── Text segment ──

From: peter@tsto.co.uk   
      
   On 24/08/2025 10:10, Stefan Ram wrote:   
   > Peter Fairbrother wrote or quoted:   
   >> It is claimed that a topology O on a space M is the simplest structure   
   >> which affords a notion of continuity. Two questions:   
   >> 1] is there a proof of this?   
   >   
   > That might not be the kind of statement you could really prove,   
   > since you would need some shared sense of what continuity means   
   > "before it has a definition". In math though, a word only gets   
   > its meaning once it is pinned down by a definition.   
   >   
   > Continuity gets defined for topological spaces, and that is   
   > a very broad definition, since lots of the spaces people care   
   > about in practice are also topological spaces.   
   >   
   > Nobody's managed to water down the conditions any further and   
   > still come up with a definition of continuity that lines up   
   > with what mathematicians expect.   
      
      
   So, simplest known structure, rather than simplest possible structure.   
   Thanks, that's about what I expected.   
      
   >   
   >> 2] what other structures on spaces (considered as sets of points) give   
   >> notions of continuity?   
   >   
   > Well, I actually know a structure that is not a topological space,   
   > but it still has its own idea of "continuity". The elements   
   > are not really thought of as "points" anymore. It comes from   
   > lattice theory and its connection to denotational semantics.

───
── Provided data ──

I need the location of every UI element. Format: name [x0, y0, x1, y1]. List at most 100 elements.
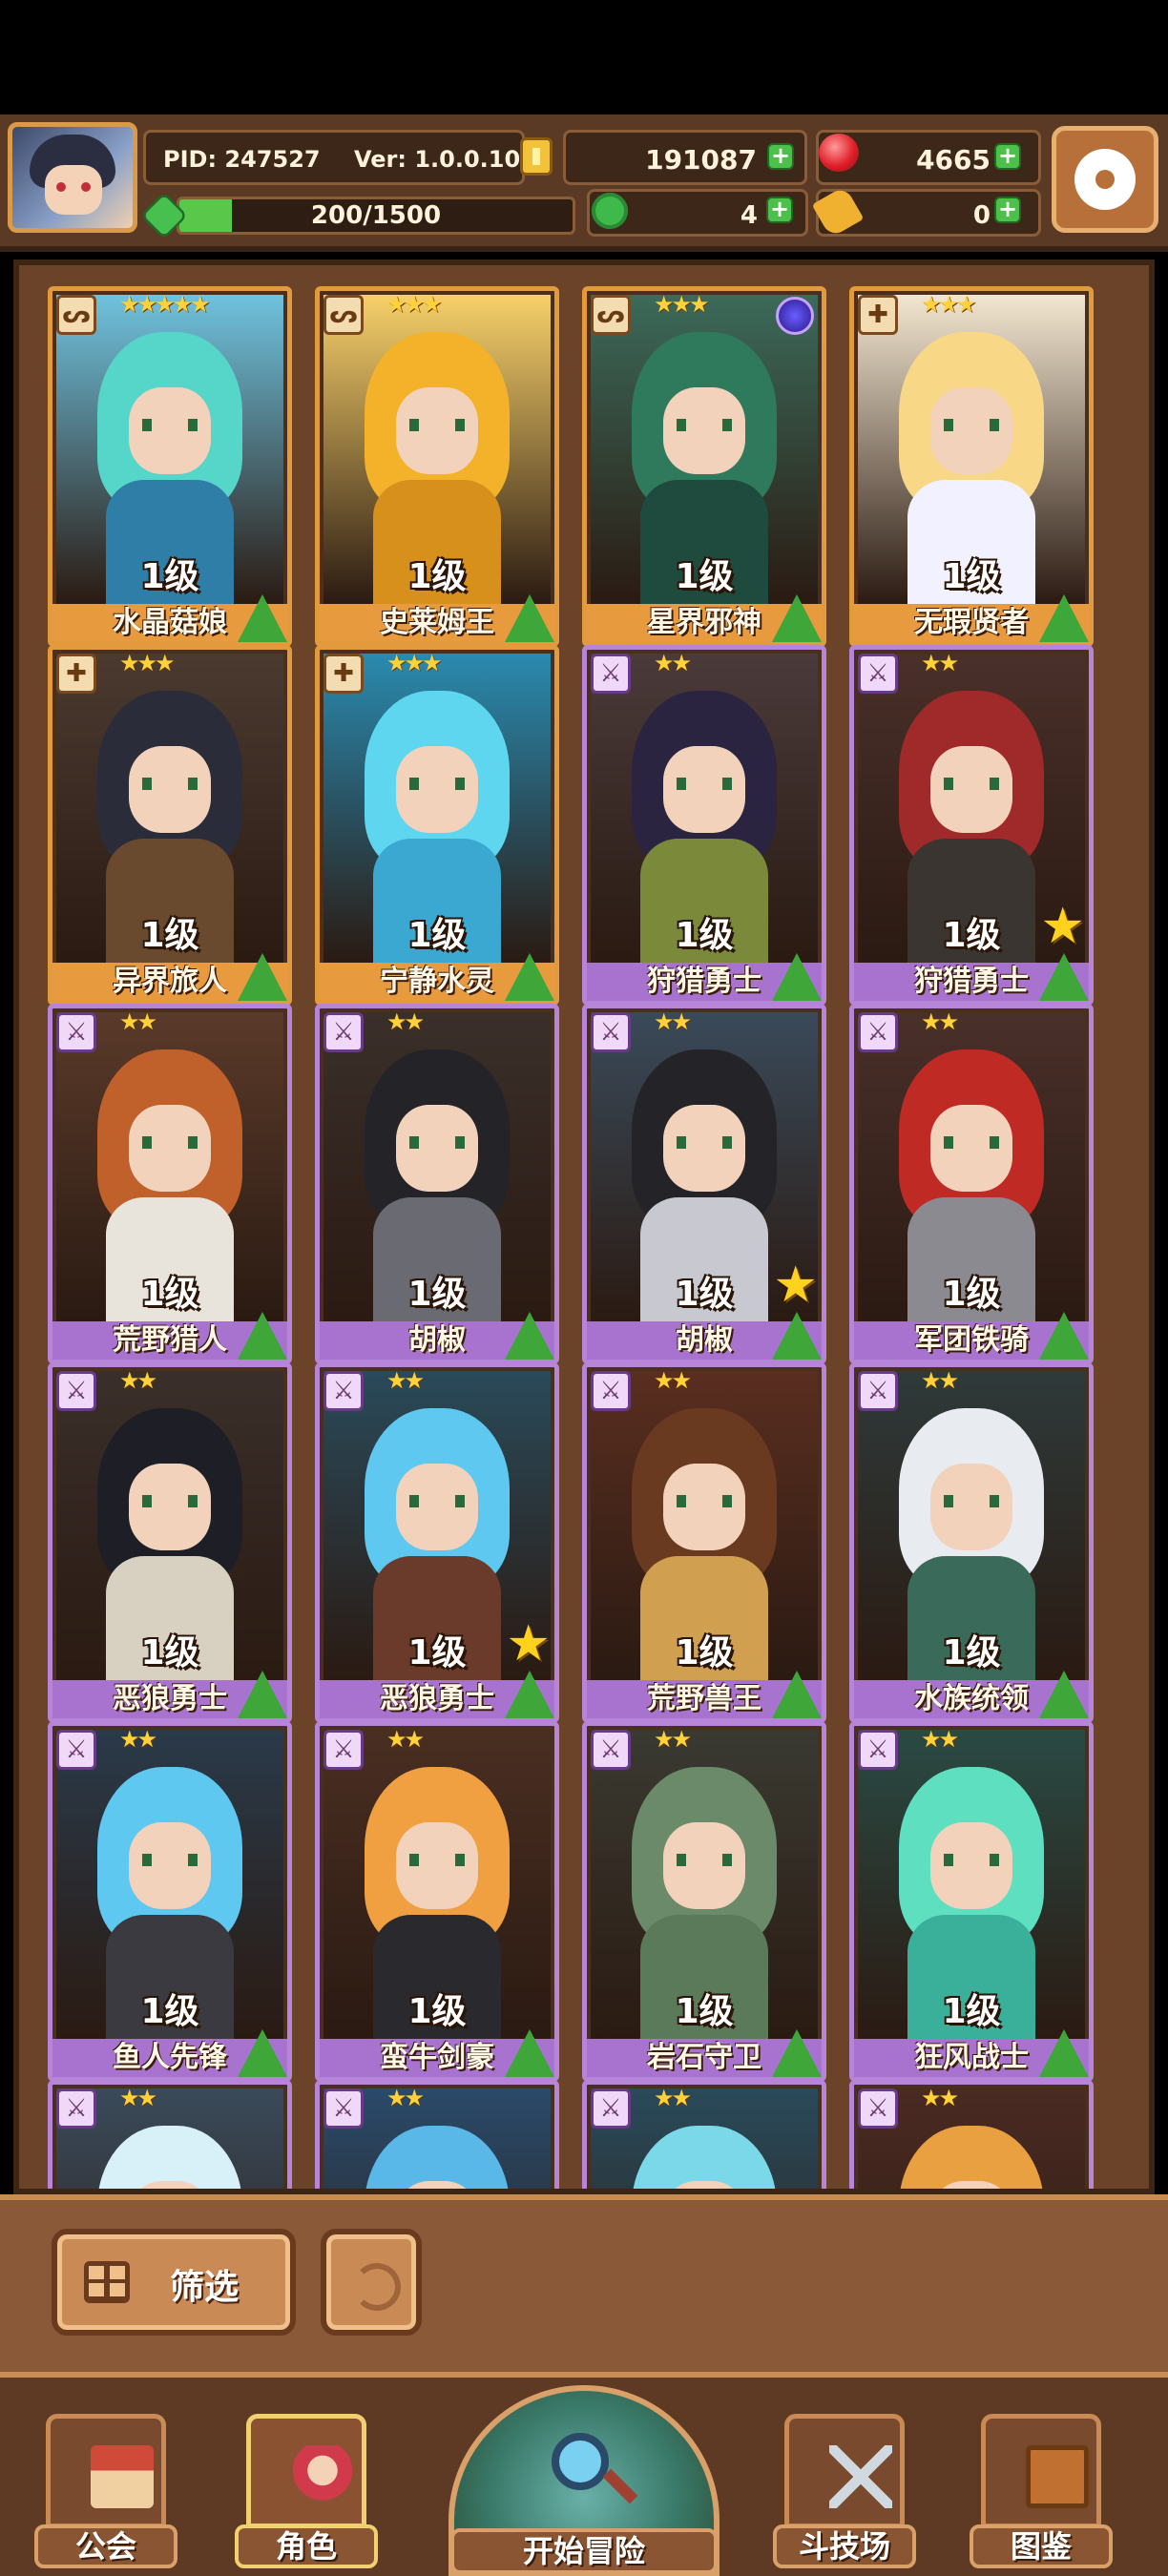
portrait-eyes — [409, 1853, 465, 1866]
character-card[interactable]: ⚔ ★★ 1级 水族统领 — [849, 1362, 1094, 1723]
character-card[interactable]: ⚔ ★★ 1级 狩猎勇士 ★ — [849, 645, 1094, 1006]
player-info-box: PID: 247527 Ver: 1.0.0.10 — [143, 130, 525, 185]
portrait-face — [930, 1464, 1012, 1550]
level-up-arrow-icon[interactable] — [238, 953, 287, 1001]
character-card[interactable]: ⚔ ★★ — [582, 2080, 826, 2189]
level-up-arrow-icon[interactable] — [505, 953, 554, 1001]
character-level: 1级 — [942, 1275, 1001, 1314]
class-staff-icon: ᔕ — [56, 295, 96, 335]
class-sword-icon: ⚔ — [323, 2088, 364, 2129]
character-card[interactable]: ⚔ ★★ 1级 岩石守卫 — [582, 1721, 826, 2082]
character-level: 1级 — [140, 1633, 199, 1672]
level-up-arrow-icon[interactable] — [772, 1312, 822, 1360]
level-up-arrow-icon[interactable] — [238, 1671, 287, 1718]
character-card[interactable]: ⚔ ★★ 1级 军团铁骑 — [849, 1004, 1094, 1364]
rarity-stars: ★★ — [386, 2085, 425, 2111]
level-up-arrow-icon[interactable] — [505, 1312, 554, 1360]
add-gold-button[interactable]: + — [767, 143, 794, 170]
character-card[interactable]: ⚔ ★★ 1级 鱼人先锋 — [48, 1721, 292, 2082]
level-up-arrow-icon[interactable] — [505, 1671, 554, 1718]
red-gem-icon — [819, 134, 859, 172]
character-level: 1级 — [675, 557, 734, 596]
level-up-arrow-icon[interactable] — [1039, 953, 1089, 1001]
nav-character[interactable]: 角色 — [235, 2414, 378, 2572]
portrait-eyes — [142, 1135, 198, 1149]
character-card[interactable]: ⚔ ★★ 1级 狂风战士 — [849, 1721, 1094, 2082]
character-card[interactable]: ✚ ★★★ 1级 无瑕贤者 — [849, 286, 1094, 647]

───

• Problems and tasks
[a] Answer these about the post on topology and continuity:
(i) What is the first of the two questions Peter Fairbrother asks about the claim concerning a topology O on a space M?
(ii) According to Stefan Ram, when does a word in mathematics get its meaning?
(iii) From what does the structure that is not a topological space but has its own idea of "continuity" come?
[b] Write the next part of the post on topology and continuity, picking up right after its final sentence.
The material has no connection to the text.

• Answers for the tasks
[a]
(i) Whether there is a proof of the claim that a topology O on a space M is the simplest structure affording a notion of continuity.
(ii) Only once it is pinned down by a definition.
(iii) From lattice theory and its connection to denotational semantics.

[b]
   >   
   > To really get that definition, you need a solid book on the topic,   
   > but it goes something like: "If D and E are cpo's, the function   
   > f is continuous iff it is monotone and preserves lubs of chains,   
   > i.e., for all chains d0 c d1 c . . . in D, it is the case that   
   > f(U(n>=0): d_n) = U(n>=0): f(d_n) in E.".   
   >   
   > The term was probably picked because of the loose analogy to   
   > continuity in topological spaces, and there was no real risk   
   > of mixing the two up.   
      
      
   Yikes! I know a bit about lattices as groups (I am a cryptologist), but   
   not as abstract algebra. Though I can read that, but not grok it. I will   
   maybe get a book ..   
      
   Ta again   
      
   Peter Fairbrother   
      
   --- SoupGate-Win32 v1.05   
    * Origin: you cannot sedate... all the things you hate (1:229/2)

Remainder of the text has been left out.